Request: Every line below must be reproduced exactly. Copy them all.

**** Data extract

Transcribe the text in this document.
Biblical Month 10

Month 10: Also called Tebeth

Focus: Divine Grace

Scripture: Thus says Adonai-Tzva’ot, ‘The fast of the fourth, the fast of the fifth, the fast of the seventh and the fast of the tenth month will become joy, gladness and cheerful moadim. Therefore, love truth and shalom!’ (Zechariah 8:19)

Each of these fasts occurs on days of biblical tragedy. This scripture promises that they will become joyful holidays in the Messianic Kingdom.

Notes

********

Response to the exercise:
Transcribe the text in this document.
Biblical Month 10

Month 10: Also called Tebeth

Focus: Divine Grace

Scripture: Thus says Adonai-Tzva’ot, ‘The fast of the fourth, the fast of the fifth, the fast of the seventh and the fast of the tenth month will become joy, gladness and cheerful moadim. Therefore, love truth and shalom!’ (Zechariah 8:19)

Each of these fasts occurs on days of biblical tragedy. This scripture promises that they will become joyful holidays in the Messianic Kingdom.

Notes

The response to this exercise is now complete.